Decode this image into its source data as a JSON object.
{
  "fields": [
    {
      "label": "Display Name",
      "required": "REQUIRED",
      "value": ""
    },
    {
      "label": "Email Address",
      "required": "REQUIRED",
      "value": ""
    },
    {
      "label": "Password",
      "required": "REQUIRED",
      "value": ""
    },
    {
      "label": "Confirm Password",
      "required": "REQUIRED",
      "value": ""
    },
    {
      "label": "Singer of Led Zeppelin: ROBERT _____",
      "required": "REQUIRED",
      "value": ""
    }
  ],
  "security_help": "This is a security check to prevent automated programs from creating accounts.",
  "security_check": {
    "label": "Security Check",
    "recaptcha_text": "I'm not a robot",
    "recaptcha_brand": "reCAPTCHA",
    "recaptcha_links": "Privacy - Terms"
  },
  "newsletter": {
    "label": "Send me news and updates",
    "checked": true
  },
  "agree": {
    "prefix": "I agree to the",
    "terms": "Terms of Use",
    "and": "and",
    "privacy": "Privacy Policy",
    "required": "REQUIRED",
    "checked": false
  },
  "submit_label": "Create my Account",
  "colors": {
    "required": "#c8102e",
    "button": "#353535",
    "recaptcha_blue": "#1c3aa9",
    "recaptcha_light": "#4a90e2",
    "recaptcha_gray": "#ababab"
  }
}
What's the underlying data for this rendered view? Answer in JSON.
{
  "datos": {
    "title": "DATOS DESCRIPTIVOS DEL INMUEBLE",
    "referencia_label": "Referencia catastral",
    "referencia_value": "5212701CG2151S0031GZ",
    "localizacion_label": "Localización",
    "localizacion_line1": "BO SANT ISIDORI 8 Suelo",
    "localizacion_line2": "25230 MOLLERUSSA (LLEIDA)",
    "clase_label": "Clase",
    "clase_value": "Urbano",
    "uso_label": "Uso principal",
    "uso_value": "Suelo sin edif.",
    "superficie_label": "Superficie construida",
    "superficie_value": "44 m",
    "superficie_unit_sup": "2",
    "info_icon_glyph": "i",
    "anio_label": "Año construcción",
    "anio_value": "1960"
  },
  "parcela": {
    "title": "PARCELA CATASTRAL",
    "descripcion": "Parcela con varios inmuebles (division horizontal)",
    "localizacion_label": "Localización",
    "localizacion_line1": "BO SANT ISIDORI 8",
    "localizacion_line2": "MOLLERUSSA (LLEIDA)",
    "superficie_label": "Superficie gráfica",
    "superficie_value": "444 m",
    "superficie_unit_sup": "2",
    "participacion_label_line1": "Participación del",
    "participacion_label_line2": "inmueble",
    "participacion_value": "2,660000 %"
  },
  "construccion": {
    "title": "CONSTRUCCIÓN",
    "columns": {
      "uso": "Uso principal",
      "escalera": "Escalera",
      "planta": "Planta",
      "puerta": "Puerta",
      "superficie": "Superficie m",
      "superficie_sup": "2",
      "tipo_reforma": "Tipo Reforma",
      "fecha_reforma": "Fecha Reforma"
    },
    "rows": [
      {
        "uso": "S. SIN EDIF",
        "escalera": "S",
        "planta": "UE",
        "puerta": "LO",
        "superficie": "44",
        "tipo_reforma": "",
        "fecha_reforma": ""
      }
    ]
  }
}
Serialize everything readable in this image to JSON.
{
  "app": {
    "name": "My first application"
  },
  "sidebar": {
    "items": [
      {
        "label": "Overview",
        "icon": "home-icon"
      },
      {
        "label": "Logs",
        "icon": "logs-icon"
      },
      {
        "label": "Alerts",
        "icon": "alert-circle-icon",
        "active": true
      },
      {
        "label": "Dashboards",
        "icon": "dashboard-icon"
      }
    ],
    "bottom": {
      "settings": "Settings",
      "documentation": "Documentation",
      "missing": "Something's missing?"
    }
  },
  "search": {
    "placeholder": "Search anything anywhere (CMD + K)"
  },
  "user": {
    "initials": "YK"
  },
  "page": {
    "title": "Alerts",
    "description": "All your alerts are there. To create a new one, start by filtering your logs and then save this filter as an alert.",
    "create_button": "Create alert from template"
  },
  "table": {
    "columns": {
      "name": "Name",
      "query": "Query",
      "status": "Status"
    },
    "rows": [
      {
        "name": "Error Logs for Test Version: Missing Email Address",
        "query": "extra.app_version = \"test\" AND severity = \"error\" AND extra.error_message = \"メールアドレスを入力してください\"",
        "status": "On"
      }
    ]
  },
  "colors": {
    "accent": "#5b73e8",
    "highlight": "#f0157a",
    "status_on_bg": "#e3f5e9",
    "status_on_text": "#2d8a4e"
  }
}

# What the task requires
Output, unchanged, the lines from the line with "Serialize everything readable" through the final line of the material.

# Correct answer
Serialize everything readable in this image to JSON.
{
  "app": {
    "name": "My first application"
  },
  "sidebar": {
    "items": [
      {
        "label": "Overview",
        "icon": "home-icon"
      },
      {
        "label": "Logs",
        "icon": "logs-icon"
      },
      {
        "label": "Alerts",
        "icon": "alert-circle-icon",
        "active": true
      },
      {
        "label": "Dashboards",
        "icon": "dashboard-icon"
      }
    ],
    "bottom": {
      "settings": "Settings",
      "documentation": "Documentation",
      "missing": "Something's missing?"
    }
  },
  "search": {
    "placeholder": "Search anything anywhere (CMD + K)"
  },
  "user": {
    "initials": "YK"
  },
  "page": {
    "title": "Alerts",
    "description": "All your alerts are there. To create a new one, start by filtering your logs and then save this filter as an alert.",
    "create_button": "Create alert from template"
  },
  "table": {
    "columns": {
      "name": "Name",
      "query": "Query",
      "status": "Status"
    },
    "rows": [
      {
        "name": "Error Logs for Test Version: Missing Email Address",
        "query": "extra.app_version = \"test\" AND severity = \"error\" AND extra.error_message = \"メールアドレスを入力してください\"",
        "status": "On"
      }
    ]
  },
  "colors": {
    "accent": "#5b73e8",
    "highlight": "#f0157a",
    "status_on_bg": "#e3f5e9",
    "status_on_text": "#2d8a4e"
  }
}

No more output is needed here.